Dataset extract:
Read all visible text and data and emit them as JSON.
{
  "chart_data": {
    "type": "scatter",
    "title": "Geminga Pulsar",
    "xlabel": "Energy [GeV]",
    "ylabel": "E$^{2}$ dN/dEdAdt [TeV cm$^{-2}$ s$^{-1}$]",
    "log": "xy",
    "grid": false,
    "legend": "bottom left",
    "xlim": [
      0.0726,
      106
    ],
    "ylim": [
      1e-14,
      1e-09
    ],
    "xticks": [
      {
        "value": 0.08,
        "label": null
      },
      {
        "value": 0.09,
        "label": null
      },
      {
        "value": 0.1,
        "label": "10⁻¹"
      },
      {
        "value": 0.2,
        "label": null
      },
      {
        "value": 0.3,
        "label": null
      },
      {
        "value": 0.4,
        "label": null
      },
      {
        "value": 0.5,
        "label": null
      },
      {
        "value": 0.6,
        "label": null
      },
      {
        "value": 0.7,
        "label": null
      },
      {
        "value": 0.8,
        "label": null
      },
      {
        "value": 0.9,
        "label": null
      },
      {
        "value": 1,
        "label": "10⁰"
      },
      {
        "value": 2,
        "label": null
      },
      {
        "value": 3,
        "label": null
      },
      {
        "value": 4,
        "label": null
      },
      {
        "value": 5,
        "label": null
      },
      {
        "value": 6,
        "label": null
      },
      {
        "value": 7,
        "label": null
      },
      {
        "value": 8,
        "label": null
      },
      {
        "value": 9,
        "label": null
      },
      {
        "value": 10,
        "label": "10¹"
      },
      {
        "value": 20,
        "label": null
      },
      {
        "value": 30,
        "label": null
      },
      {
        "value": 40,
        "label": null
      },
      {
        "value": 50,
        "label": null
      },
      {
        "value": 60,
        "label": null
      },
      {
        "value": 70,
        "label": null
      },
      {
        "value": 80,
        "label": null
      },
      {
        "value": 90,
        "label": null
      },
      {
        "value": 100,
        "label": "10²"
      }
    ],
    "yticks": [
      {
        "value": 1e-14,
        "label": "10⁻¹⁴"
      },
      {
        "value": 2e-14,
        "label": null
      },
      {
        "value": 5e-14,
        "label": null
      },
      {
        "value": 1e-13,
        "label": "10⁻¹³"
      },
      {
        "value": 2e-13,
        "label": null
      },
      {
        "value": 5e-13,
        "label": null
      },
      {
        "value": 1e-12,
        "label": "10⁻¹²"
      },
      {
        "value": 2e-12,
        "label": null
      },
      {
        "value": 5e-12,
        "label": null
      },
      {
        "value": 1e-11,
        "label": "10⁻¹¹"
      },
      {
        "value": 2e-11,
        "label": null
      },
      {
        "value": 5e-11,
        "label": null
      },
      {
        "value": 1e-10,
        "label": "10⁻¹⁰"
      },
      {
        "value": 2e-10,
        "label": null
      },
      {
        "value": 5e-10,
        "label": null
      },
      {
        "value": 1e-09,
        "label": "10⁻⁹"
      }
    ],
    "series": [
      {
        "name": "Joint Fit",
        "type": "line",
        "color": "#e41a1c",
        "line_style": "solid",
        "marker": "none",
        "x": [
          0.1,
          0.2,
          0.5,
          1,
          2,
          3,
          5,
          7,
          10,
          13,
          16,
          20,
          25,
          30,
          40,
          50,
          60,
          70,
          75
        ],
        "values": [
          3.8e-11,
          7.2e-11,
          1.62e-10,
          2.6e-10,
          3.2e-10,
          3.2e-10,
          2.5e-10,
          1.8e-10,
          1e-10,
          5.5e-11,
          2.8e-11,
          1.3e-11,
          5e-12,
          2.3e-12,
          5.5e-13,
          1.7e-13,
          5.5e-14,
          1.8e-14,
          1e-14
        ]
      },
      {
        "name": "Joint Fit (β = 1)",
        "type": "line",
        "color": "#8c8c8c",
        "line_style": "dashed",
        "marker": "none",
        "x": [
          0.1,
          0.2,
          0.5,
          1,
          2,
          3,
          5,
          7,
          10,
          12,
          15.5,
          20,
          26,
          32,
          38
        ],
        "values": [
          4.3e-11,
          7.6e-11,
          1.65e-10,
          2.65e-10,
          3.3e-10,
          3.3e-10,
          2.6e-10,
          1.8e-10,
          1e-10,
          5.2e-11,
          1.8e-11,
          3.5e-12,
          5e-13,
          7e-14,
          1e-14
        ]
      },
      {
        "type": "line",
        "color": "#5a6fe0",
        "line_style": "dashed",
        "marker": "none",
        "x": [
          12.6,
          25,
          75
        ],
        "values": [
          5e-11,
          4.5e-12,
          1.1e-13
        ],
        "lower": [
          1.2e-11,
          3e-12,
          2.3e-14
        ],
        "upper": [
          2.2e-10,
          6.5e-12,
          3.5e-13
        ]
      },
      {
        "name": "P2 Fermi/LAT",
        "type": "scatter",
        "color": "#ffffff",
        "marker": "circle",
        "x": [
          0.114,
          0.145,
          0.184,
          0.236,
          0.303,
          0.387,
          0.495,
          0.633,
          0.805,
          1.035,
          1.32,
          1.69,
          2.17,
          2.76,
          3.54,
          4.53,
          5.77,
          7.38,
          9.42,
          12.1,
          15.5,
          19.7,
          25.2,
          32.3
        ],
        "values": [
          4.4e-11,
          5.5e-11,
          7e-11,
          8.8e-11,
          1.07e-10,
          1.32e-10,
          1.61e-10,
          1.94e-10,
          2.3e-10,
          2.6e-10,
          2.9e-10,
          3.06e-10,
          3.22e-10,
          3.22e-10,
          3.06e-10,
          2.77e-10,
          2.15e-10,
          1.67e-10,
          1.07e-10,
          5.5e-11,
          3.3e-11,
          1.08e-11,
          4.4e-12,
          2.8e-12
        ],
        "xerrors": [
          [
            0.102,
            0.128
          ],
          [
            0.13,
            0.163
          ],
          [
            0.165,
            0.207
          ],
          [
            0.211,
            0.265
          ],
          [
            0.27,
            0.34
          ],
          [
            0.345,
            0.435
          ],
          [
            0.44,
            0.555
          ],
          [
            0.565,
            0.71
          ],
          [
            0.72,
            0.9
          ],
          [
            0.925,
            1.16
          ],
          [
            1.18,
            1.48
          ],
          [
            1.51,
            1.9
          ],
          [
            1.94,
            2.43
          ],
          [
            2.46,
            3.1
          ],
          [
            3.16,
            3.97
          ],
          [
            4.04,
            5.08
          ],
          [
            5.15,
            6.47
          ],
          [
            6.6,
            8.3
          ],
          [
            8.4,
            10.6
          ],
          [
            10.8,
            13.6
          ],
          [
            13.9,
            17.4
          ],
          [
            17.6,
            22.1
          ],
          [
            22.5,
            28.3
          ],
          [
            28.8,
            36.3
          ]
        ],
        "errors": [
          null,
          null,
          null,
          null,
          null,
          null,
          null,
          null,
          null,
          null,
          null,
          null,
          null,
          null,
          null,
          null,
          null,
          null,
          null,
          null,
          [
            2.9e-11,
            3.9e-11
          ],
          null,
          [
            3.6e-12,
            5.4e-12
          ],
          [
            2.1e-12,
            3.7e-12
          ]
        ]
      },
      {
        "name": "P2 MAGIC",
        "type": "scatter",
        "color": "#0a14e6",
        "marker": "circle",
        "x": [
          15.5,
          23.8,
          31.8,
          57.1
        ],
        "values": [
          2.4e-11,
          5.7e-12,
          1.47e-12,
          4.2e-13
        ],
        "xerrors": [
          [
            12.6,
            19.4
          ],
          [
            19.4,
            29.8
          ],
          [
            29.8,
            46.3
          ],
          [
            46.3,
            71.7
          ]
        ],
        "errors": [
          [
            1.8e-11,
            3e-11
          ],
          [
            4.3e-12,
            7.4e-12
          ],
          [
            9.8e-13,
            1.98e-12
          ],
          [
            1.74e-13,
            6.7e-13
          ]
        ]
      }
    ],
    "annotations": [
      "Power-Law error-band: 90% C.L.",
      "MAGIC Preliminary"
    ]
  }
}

What you should do:
Your task is to repeat every entry exactly.

Expected output:
Read all visible text and data and emit them as JSON.
{
  "chart_data": {
    "type": "scatter",
    "title": "Geminga Pulsar",
    "xlabel": "Energy [GeV]",
    "ylabel": "E$^{2}$ dN/dEdAdt [TeV cm$^{-2}$ s$^{-1}$]",
    "log": "xy",
    "grid": false,
    "legend": "bottom left",
    "xlim": [
      0.0726,
      106
    ],
    "ylim": [
      1e-14,
      1e-09
    ],
    "xticks": [
      {
        "value": 0.08,
        "label": null
      },
      {
        "value": 0.09,
        "label": null
      },
      {
        "value": 0.1,
        "label": "10⁻¹"
      },
      {
        "value": 0.2,
        "label": null
      },
      {
        "value": 0.3,
        "label": null
      },
      {
        "value": 0.4,
        "label": null
      },
      {
        "value": 0.5,
        "label": null
      },
      {
        "value": 0.6,
        "label": null
      },
      {
        "value": 0.7,
        "label": null
      },
      {
        "value": 0.8,
        "label": null
      },
      {
        "value": 0.9,
        "label": null
      },
      {
        "value": 1,
        "label": "10⁰"
      },
      {
        "value": 2,
        "label": null
      },
      {
        "value": 3,
        "label": null
      },
      {
        "value": 4,
        "label": null
      },
      {
        "value": 5,
        "label": null
      },
      {
        "value": 6,
        "label": null
      },
      {
        "value": 7,
        "label": null
      },
      {
        "value": 8,
        "label": null
      },
      {
        "value": 9,
        "label": null
      },
      {
        "value": 10,
        "label": "10¹"
      },
      {
        "value": 20,
        "label": null
      },
      {
        "value": 30,
        "label": null
      },
      {
        "value": 40,
        "label": null
      },
      {
        "value": 50,
        "label": null
      },
      {
        "value": 60,
        "label": null
      },
      {
        "value": 70,
        "label": null
      },
      {
        "value": 80,
        "label": null
      },
      {
        "value": 90,
        "label": null
      },
      {
        "value": 100,
        "label": "10²"
      }
    ],
    "yticks": [
      {
        "value": 1e-14,
        "label": "10⁻¹⁴"
      },
      {
        "value": 2e-14,
        "label": null
      },
      {
        "value": 5e-14,
        "label": null
      },
      {
        "value": 1e-13,
        "label": "10⁻¹³"
      },
      {
        "value": 2e-13,
        "label": null
      },
      {
        "value": 5e-13,
        "label": null
      },
      {
        "value": 1e-12,
        "label": "10⁻¹²"
      },
      {
        "value": 2e-12,
        "label": null
      },
      {
        "value": 5e-12,
        "label": null
      },
      {
        "value": 1e-11,
        "label": "10⁻¹¹"
      },
      {
        "value": 2e-11,
        "label": null
      },
      {
        "value": 5e-11,
        "label": null
      },
      {
        "value": 1e-10,
        "label": "10⁻¹⁰"
      },
      {
        "value": 2e-10,
        "label": null
      },
      {
        "value": 5e-10,
        "label": null
      },
      {
        "value": 1e-09,
        "label": "10⁻⁹"
      }
    ],
    "series": [
      {
        "name": "Joint Fit",
        "type": "line",
        "color": "#e41a1c",
        "line_style": "solid",
        "marker": "none",
        "x": [
          0.1,
          0.2,
          0.5,
          1,
          2,
          3,
          5,
          7,
          10,
          13,
          16,
          20,
          25,
          30,
          40,
          50,
          60,
          70,
          75
        ],
        "values": [
          3.8e-11,
          7.2e-11,
          1.62e-10,
          2.6e-10,
          3.2e-10,
          3.2e-10,
          2.5e-10,
          1.8e-10,
          1e-10,
          5.5e-11,
          2.8e-11,
          1.3e-11,
          5e-12,
          2.3e-12,
          5.5e-13,
          1.7e-13,
          5.5e-14,
          1.8e-14,
          1e-14
        ]
      },
      {
        "name": "Joint Fit (β = 1)",
        "type": "line",
        "color": "#8c8c8c",
        "line_style": "dashed",
        "marker": "none",
        "x": [
          0.1,
          0.2,
          0.5,
          1,
          2,
          3,
          5,
          7,
          10,
          12,
          15.5,
          20,
          26,
          32,
          38
        ],
        "values": [
          4.3e-11,
          7.6e-11,
          1.65e-10,
          2.65e-10,
          3.3e-10,
          3.3e-10,
          2.6e-10,
          1.8e-10,
          1e-10,
          5.2e-11,
          1.8e-11,
          3.5e-12,
          5e-13,
          7e-14,
          1e-14
        ]
      },
      {
        "type": "line",
        "color": "#5a6fe0",
        "line_style": "dashed",
        "marker": "none",
        "x": [
          12.6,
          25,
          75
        ],
        "values": [
          5e-11,
          4.5e-12,
          1.1e-13
        ],
        "lower": [
          1.2e-11,
          3e-12,
          2.3e-14
        ],
        "upper": [
          2.2e-10,
          6.5e-12,
          3.5e-13
        ]
      },
      {
        "name": "P2 Fermi/LAT",
        "type": "scatter",
        "color": "#ffffff",
        "marker": "circle",
        "x": [
          0.114,
          0.145,
          0.184,
          0.236,
          0.303,
          0.387,
          0.495,
          0.633,
          0.805,
          1.035,
          1.32,
          1.69,
          2.17,
          2.76,
          3.54,
          4.53,
          5.77,
          7.38,
          9.42,
          12.1,
          15.5,
          19.7,
          25.2,
          32.3
        ],
        "values": [
          4.4e-11,
          5.5e-11,
          7e-11,
          8.8e-11,
          1.07e-10,
          1.32e-10,
          1.61e-10,
          1.94e-10,
          2.3e-10,
          2.6e-10,
          2.9e-10,
          3.06e-10,
          3.22e-10,
          3.22e-10,
          3.06e-10,
          2.77e-10,
          2.15e-10,
          1.67e-10,
          1.07e-10,
          5.5e-11,
          3.3e-11,
          1.08e-11,
          4.4e-12,
          2.8e-12
        ],
        "xerrors": [
          [
            0.102,
            0.128
          ],
          [
            0.13,
            0.163
          ],
          [
            0.165,
            0.207
          ],
          [
            0.211,
            0.265
          ],
          [
            0.27,
            0.34
          ],
          [
            0.345,
            0.435
          ],
          [
            0.44,
            0.555
          ],
          [
            0.565,
            0.71
          ],
          [
            0.72,
            0.9
          ],
          [
            0.925,
            1.16
          ],
          [
            1.18,
            1.48
          ],
          [
            1.51,
            1.9
          ],
          [
            1.94,
            2.43
          ],
          [
            2.46,
            3.1
          ],
          [
            3.16,
            3.97
          ],
          [
            4.04,
            5.08
          ],
          [
            5.15,
            6.47
          ],
          [
            6.6,
            8.3
          ],
          [
            8.4,
            10.6
          ],
          [
            10.8,
            13.6
          ],
          [
            13.9,
            17.4
          ],
          [
            17.6,
            22.1
          ],
          [
            22.5,
            28.3
          ],
          [
            28.8,
            36.3
          ]
        ],
        "errors": [
          null,
          null,
          null,
          null,
          null,
          null,
          null,
          null,
          null,
          null,
          null,
          null,
          null,
          null,
          null,
          null,
          null,
          null,
          null,
          null,
          [
            2.9e-11,
            3.9e-11
          ],
          null,
          [
            3.6e-12,
            5.4e-12
          ],
          [
            2.1e-12,
            3.7e-12
          ]
        ]
      },
      {
        "name": "P2 MAGIC",
        "type": "scatter",
        "color": "#0a14e6",
        "marker": "circle",
        "x": [
          15.5,
          23.8,
          31.8,
          57.1
        ],
        "values": [
          2.4e-11,
          5.7e-12,
          1.47e-12,
          4.2e-13
        ],
        "xerrors": [
          [
            12.6,
            19.4
          ],
          [
            19.4,
            29.8
          ],
          [
            29.8,
            46.3
          ],
          [
            46.3,
            71.7
          ]
        ],
        "errors": [
          [
            1.8e-11,
            3e-11
          ],
          [
            4.3e-12,
            7.4e-12
          ],
          [
            9.8e-13,
            1.98e-12
          ],
          [
            1.74e-13,
            6.7e-13
          ]
        ]
      }
    ],
    "annotations": [
      "Power-Law error-band: 90% C.L.",
      "MAGIC Preliminary"
    ]
  }
}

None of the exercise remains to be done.